Given exercise: Copy every line in which the string "ACTIVIDADES" occurs.

Provided entries:
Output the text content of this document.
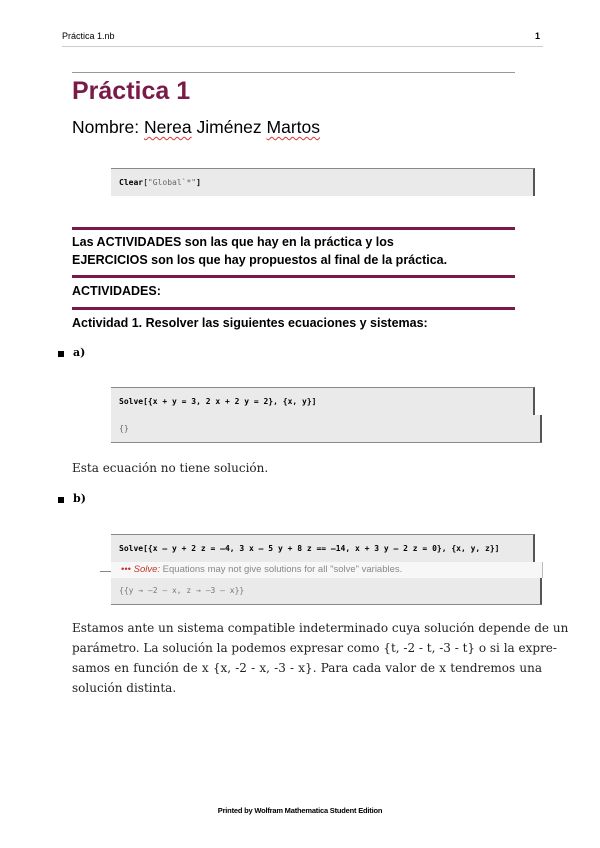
Práctica 1.nb	1
Práctica 1
Nombre: Nerea Jiménez Martos
Clear["Global`*"]
Las ACTIVIDADES son las que hay en la práctica y los
EJERCICIOS son los que hay propuestos al final de la práctica.
ACTIVIDADES:
Actividad 1. Resolver las siguientes ecuaciones y sistemas:
a)
Solve[{x + y = 3, 2 x + 2 y = 2}, {x, y}]
{}
Esta ecuación no tiene solución.
b)
Solve[{x – y + 2 z = –4, 3 x – 5 y + 8 z == –14, x + 3 y – 2 z = 0}, {x, y, z}]
••• Solve: Equations may not give solutions for all "solve" variables.
{{y → –2 – x, z → –3 – x}}
Estamos ante un sistema compatible indeterminado cuya solución depende de un
parámetro. La solución la podemos expresar como {t, -2 - t, -3 - t} o si la expre-
samos en función de x {x, -2 - x, -3 - x}. Para cada valor de x tendremos una
solución distinta.
Printed by Wolfram Mathematica Student Edition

Response to the task:
Las ACTIVIDADES son las que hay en la práctica y los
ACTIVIDADES:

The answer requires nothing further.